--- Your task ---
List each line holding the string "Default".

====== Entries supplied

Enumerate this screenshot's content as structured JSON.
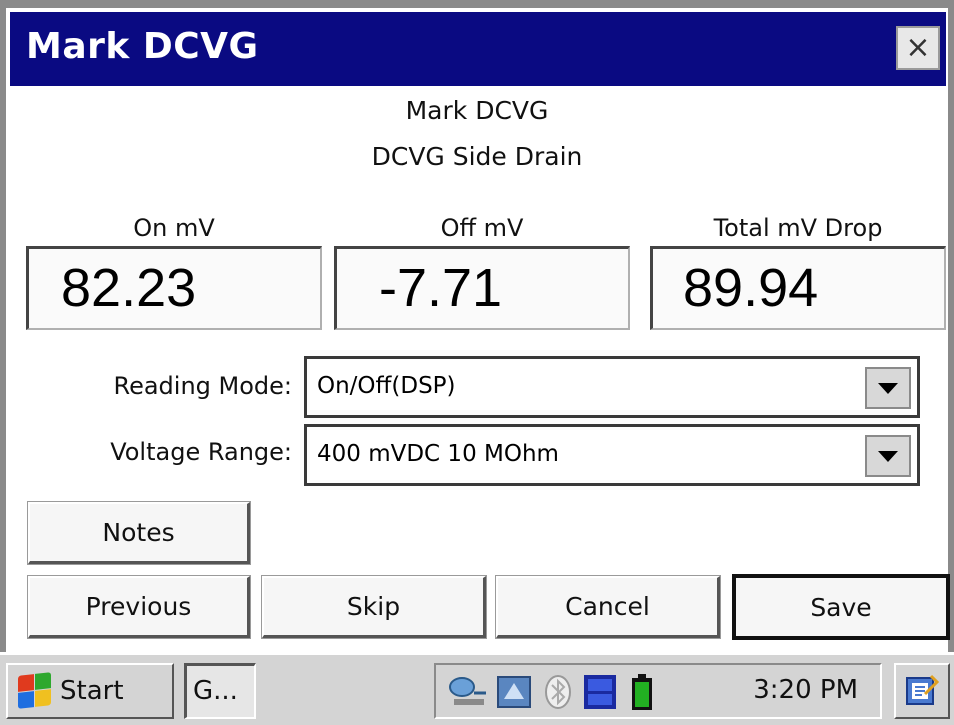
{
  "window": {
    "title": "Mark DCVG",
    "close_glyph": "×"
  },
  "header": {
    "line1": "Mark DCVG",
    "line2": "DCVG Side Drain"
  },
  "readouts": {
    "on": {
      "label": "On mV",
      "value": "82.23"
    },
    "off": {
      "label": "Off mV",
      "value": "-7.71"
    },
    "total": {
      "label": "Total mV Drop",
      "value": "89.94"
    }
  },
  "fields": {
    "reading_mode": {
      "label": "Reading Mode:",
      "value": "On/Off(DSP)"
    },
    "voltage_range": {
      "label": "Voltage Range:",
      "value": "400 mVDC 10 MOhm"
    }
  },
  "buttons": {
    "notes": "Notes",
    "previous": "Previous",
    "skip": "Skip",
    "cancel": "Cancel",
    "save": "Save"
  },
  "taskbar": {
    "start_label": "Start",
    "task_label": "G...",
    "clock": "3:20 PM",
    "tray_icons": [
      "network-icon",
      "sync-icon",
      "bluetooth-icon",
      "dtd-clnt-icon",
      "battery-icon"
    ]
  },
  "colors": {
    "titlebar": "#0a0a82",
    "battery": "#22b022"
  }
}
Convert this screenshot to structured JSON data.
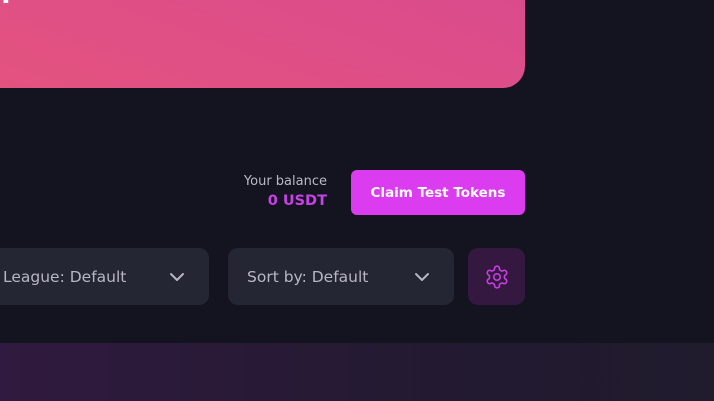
{
  "hero": {
    "title": "!"
  },
  "balance": {
    "label": "Your balance",
    "value": "0 USDT"
  },
  "claim_button": {
    "label": "Claim Test Tokens"
  },
  "filters": {
    "league": {
      "label": "League: Default"
    },
    "sort": {
      "label": "Sort by: Default"
    }
  },
  "icons": {
    "chevron": "chevron-down-icon",
    "settings": "gear-icon"
  },
  "colors": {
    "background": "#13141f",
    "accent": "#dc3cf0",
    "balance_value": "#c741e6",
    "hero_gradient_start": "#d84a8e",
    "hero_gradient_end": "#e4537e",
    "control_background": "#252634",
    "settings_background": "#35183f"
  }
}
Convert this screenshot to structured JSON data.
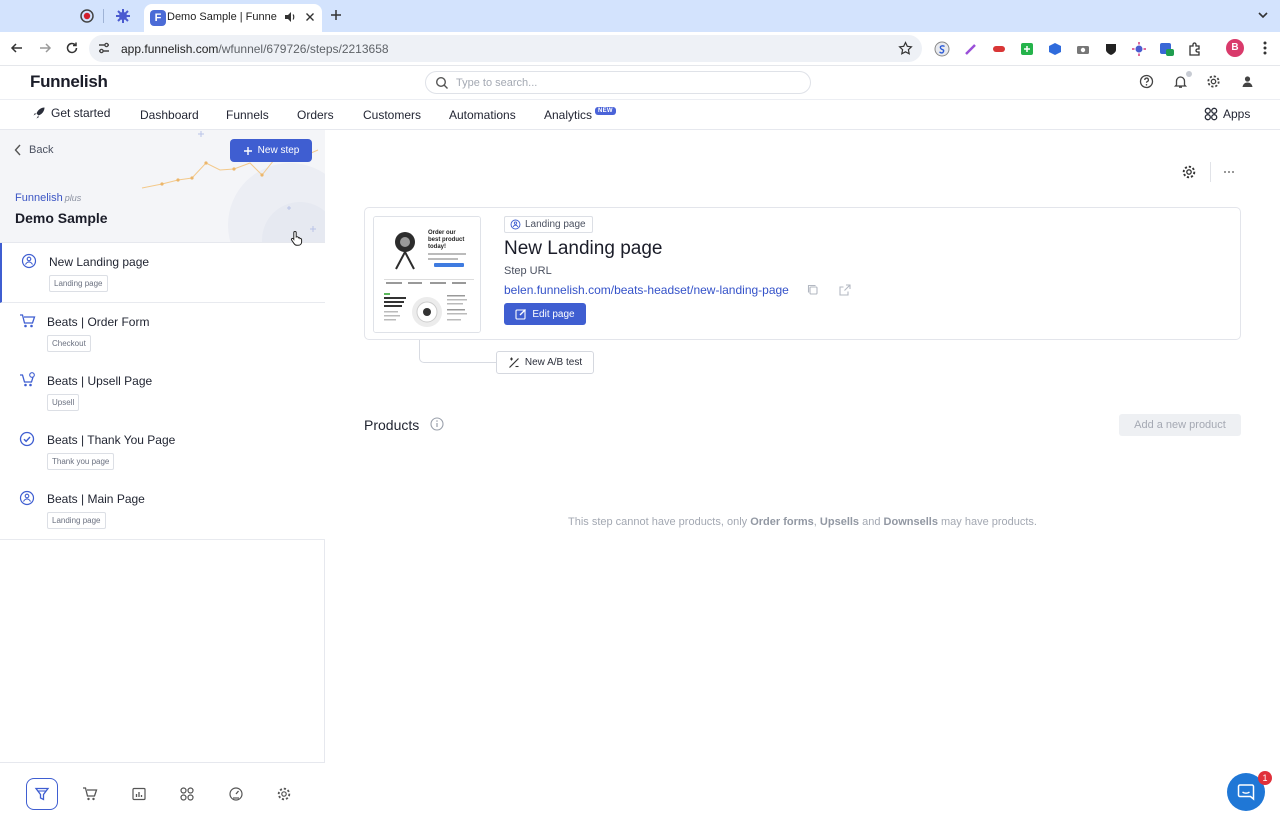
{
  "browser": {
    "active_tab_title": "Demo Sample | Funnelish",
    "url_host": "app.funnelish.com",
    "url_path": "/wfunnel/679726/steps/2213658",
    "profile_initial": "B"
  },
  "header": {
    "logo": "Funnelish",
    "search_placeholder": "Type to search..."
  },
  "nav": {
    "get_started": "Get started",
    "dashboard": "Dashboard",
    "funnels": "Funnels",
    "orders": "Orders",
    "customers": "Customers",
    "automations": "Automations",
    "analytics": "Analytics",
    "analytics_badge": "NEW",
    "apps": "Apps"
  },
  "sidebar": {
    "back": "Back",
    "new_step": "New step",
    "brand": "Funnelish",
    "plan": "plus",
    "funnel_name": "Demo Sample",
    "steps": [
      {
        "title": "New Landing page",
        "tag": "Landing page",
        "icon": "landing-page-icon"
      },
      {
        "title": "Beats | Order Form",
        "tag": "Checkout",
        "icon": "cart-icon"
      },
      {
        "title": "Beats | Upsell Page",
        "tag": "Upsell",
        "icon": "cart-plus-icon"
      },
      {
        "title": "Beats | Thank You Page",
        "tag": "Thank you page",
        "icon": "check-circle-icon"
      },
      {
        "title": "Beats | Main Page",
        "tag": "Landing page",
        "icon": "landing-page-icon"
      }
    ]
  },
  "step_card": {
    "type": "Landing page",
    "title": "New Landing page",
    "url_label": "Step URL",
    "url": "belen.funnelish.com/beats-headset/new-landing-page",
    "edit_button": "Edit page",
    "ab_test_button": "New A/B test",
    "thumb_headline": "Order our best product today!"
  },
  "products": {
    "title": "Products",
    "add_button": "Add a new product",
    "empty_pre": "This step cannot have products, only ",
    "empty_b1": "Order forms",
    "empty_mid1": ", ",
    "empty_b2": "Upsells",
    "empty_mid2": " and ",
    "empty_b3": "Downsells",
    "empty_post": " may have products."
  },
  "chat": {
    "badge": "1"
  },
  "colors": {
    "primary": "#3f5ed1",
    "link": "#3452c9",
    "chat": "#1f77d6"
  }
}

============

--- Answer ---
      "label": "League: Default"
      "label": "Sort by: Default"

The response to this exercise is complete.